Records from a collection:
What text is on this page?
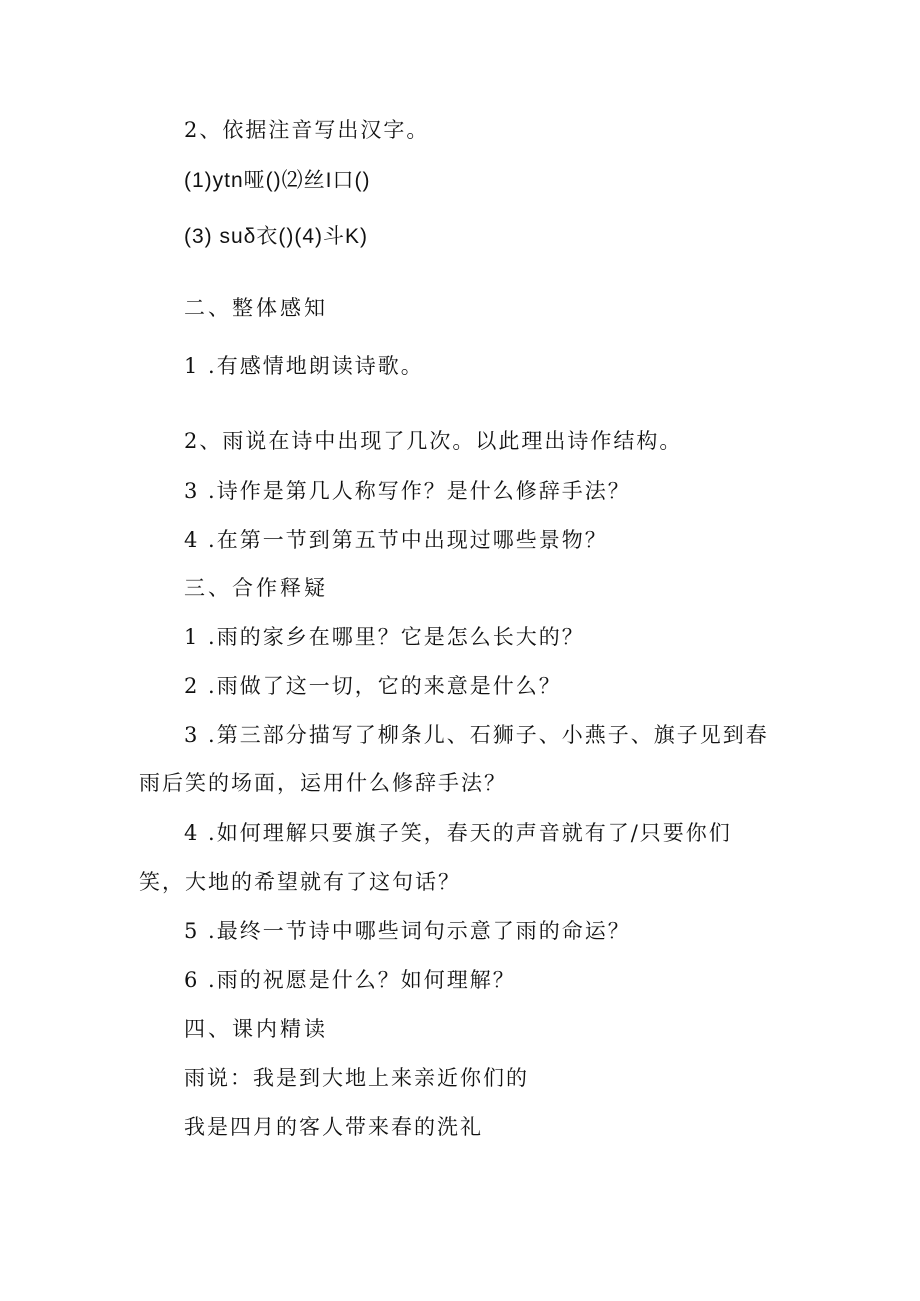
2、依据注音写出汉字。
(1)ytn哑()⑵丝I口()
(3) suδ衣()(4)斗K)
二、整体感知
1 .有感情地朗读诗歌。
2、雨说在诗中出现了几次。以此理出诗作结构。
3 .诗作是第几人称写作？是什么修辞手法？
4 .在第一节到第五节中出现过哪些景物？
三、合作释疑
1 .雨的家乡在哪里？它是怎么长大的？
2 .雨做了这一切，它的来意是什么？
3 .第三部分描写了柳条儿、石狮子、小燕子、旗子见到春
雨后笑的场面，运用什么修辞手法？
4 .如何理解只要旗子笑，春天的声音就有了/只要你们
笑，大地的希望就有了这句话？
5 .最终一节诗中哪些词句示意了雨的命运？
6 .雨的祝愿是什么？如何理解？
四、课内精读
雨说：我是到大地上来亲近你们的
我是四月的客人带来春的洗礼
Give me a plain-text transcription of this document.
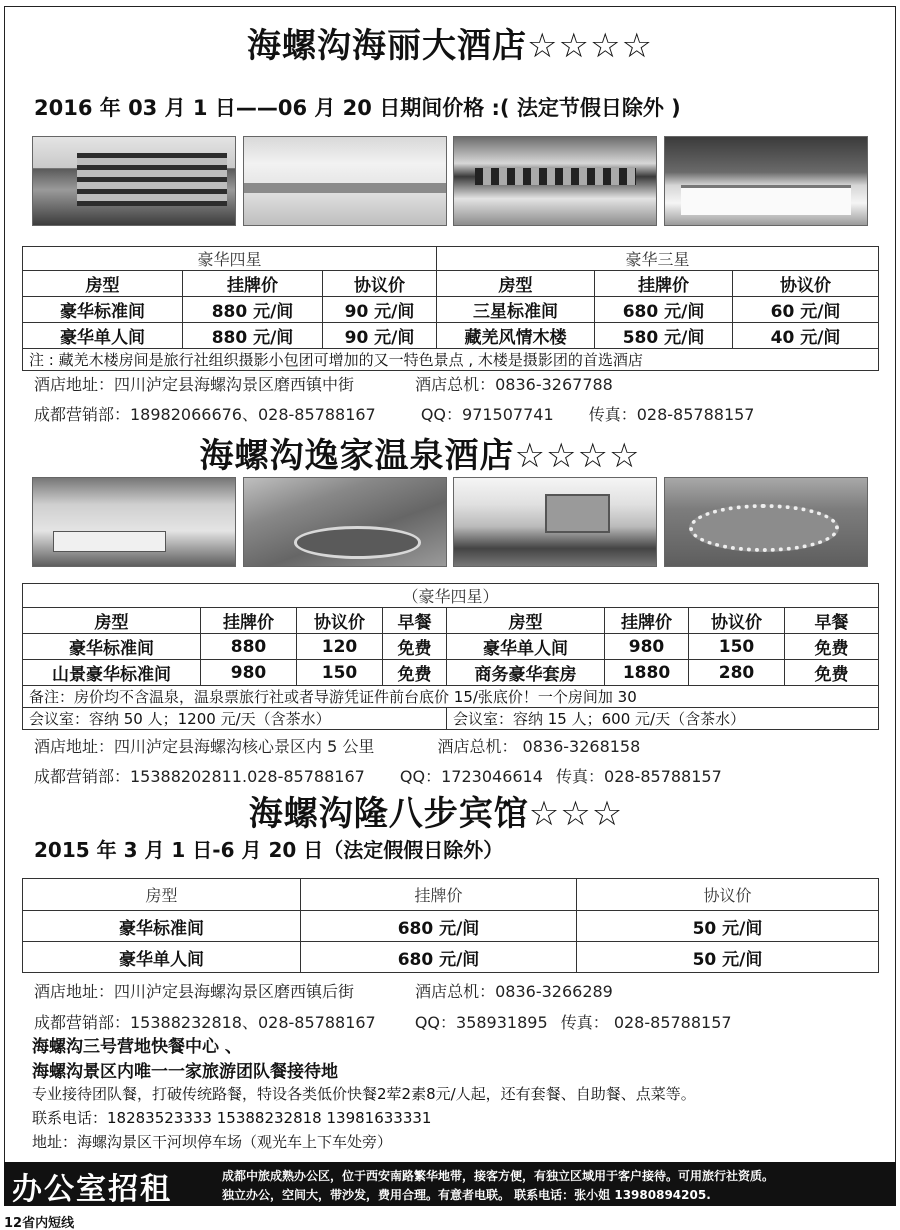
海螺沟海丽大酒店☆☆☆☆
2016 年 03 月 1 日——06 月 20 日期间价格 :( 法定节假日除外 )
豪华四星			豪华三星		
房型	挂牌价	协议价	房型	挂牌价	协议价
豪华标准间	880 元/间	90 元/间	三星标准间	680 元/间	60 元/间
豪华单人间	880 元/间	90 元/间	藏羌风情木楼	580 元/间	40 元/间
注 : 藏羌木楼房间是旅行社组织摄影小包团可增加的又一特色景点 , 木楼是摄影团的首选酒店					
酒店地址：四川泸定县海螺沟景区磨西镇中街	酒店总机：0836-3267788
成都营销部：18982066676、028-85788167	QQ：971507741 传真：028-85788157
海螺沟逸家温泉酒店☆☆☆☆
（豪华四星）							
房型	挂牌价	协议价	早餐	房型	挂牌价	协议价	早餐
豪华标准间	880	120	免费	豪华单人间	980	150	免费
山景豪华标准间	980	150	免费	商务豪华套房	1880	280	免费
备注：房价均不含温泉，温泉票旅行社或者导游凭证件前台底价 15/张底价！一个房间加 30							
会议室：容纳 50 人；1200 元/天（含茶水）				会议室：容纳 15 人；600 元/天（含茶水）			
酒店地址：四川泸定县海螺沟核心景区内 5 公里	酒店总机： 0836-3268158
成都营销部：15388202811.028-85788167 QQ：1723046614 传真：028-85788157
海螺沟隆八步宾馆☆☆☆
2015 年 3 月 1 日-6 月 20 日（法定假假日除外）
房型	挂牌价	协议价
豪华标准间	680 元/间	50 元/间
豪华单人间	680 元/间	50 元/间
酒店地址：四川泸定县海螺沟景区磨西镇后街	酒店总机：0836-3266289
成都营销部：15388232818、028-85788167 QQ：358931895 传真： 028-85788157
海螺沟三号营地快餐中心 、
海螺沟景区内唯一一家旅游团队餐接待地
专业接待团队餐，打破传统路餐，特设各类低价快餐2荤2素8元/人起，还有套餐、自助餐、点菜等。
联系电话：18283523333 15388232818 13981633331
地址：海螺沟景区干河坝停车场（观光车上下车处旁）
办公室招租	成都中旅成熟办公区，位于西安南路繁华地带，接客方便，有独立区域用于客户接待。可用旅行社资质。
独立办公，空间大，带沙发，费用合理。有意者电联。 联系电话：张小姐 13980894205.
12省内短线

■ Aim of the exercise: Repeat the records in full, exactly as they appear, without the pictures.

■ Full output:
What text is on this page?
2、依据注音写出汉字。
(1)ytn哑()⑵丝I口()
(3) suδ衣()(4)斗K)
二、整体感知
1 .有感情地朗读诗歌。
2、雨说在诗中出现了几次。以此理出诗作结构。
3 .诗作是第几人称写作？是什么修辞手法？
4 .在第一节到第五节中出现过哪些景物？
三、合作释疑
1 .雨的家乡在哪里？它是怎么长大的？
2 .雨做了这一切，它的来意是什么？
3 .第三部分描写了柳条儿、石狮子、小燕子、旗子见到春
雨后笑的场面，运用什么修辞手法？
4 .如何理解只要旗子笑，春天的声音就有了/只要你们
笑，大地的希望就有了这句话？
5 .最终一节诗中哪些词句示意了雨的命运？
6 .雨的祝愿是什么？如何理解？
四、课内精读
雨说：我是到大地上来亲近你们的
我是四月的客人带来春的洗礼
Give me a plain-text transcription of this document.
海螺沟海丽大酒店☆☆☆☆
2016 年 03 月 1 日——06 月 20 日期间价格 :( 法定节假日除外 )
豪华四星			豪华三星		
房型	挂牌价	协议价	房型	挂牌价	协议价
豪华标准间	880 元/间	90 元/间	三星标准间	680 元/间	60 元/间
豪华单人间	880 元/间	90 元/间	藏羌风情木楼	580 元/间	40 元/间
注 : 藏羌木楼房间是旅行社组织摄影小包团可增加的又一特色景点 , 木楼是摄影团的首选酒店					
酒店地址：四川泸定县海螺沟景区磨西镇中街	酒店总机：0836-3267788
成都营销部：18982066676、028-85788167	QQ：971507741 传真：028-85788157
海螺沟逸家温泉酒店☆☆☆☆
（豪华四星）							
房型	挂牌价	协议价	早餐	房型	挂牌价	协议价	早餐
豪华标准间	880	120	免费	豪华单人间	980	150	免费
山景豪华标准间	980	150	免费	商务豪华套房	1880	280	免费
备注：房价均不含温泉，温泉票旅行社或者导游凭证件前台底价 15/张底价！一个房间加 30							
会议室：容纳 50 人；1200 元/天（含茶水）				会议室：容纳 15 人；600 元/天（含茶水）			
酒店地址：四川泸定县海螺沟核心景区内 5 公里	酒店总机： 0836-3268158
成都营销部：15388202811.028-85788167 QQ：1723046614 传真：028-85788157
海螺沟隆八步宾馆☆☆☆
2015 年 3 月 1 日-6 月 20 日（法定假假日除外）
房型	挂牌价	协议价
豪华标准间	680 元/间	50 元/间
豪华单人间	680 元/间	50 元/间
酒店地址：四川泸定县海螺沟景区磨西镇后街	酒店总机：0836-3266289
成都营销部：15388232818、028-85788167 QQ：358931895 传真： 028-85788157
海螺沟三号营地快餐中心 、
海螺沟景区内唯一一家旅游团队餐接待地
专业接待团队餐，打破传统路餐，特设各类低价快餐2荤2素8元/人起，还有套餐、自助餐、点菜等。
联系电话：18283523333 15388232818 13981633331
地址：海螺沟景区干河坝停车场（观光车上下车处旁）
办公室招租	成都中旅成熟办公区，位于西安南路繁华地带，接客方便，有独立区域用于客户接待。可用旅行社资质。
独立办公，空间大，带沙发，费用合理。有意者电联。 联系电话：张小姐 13980894205.
12省内短线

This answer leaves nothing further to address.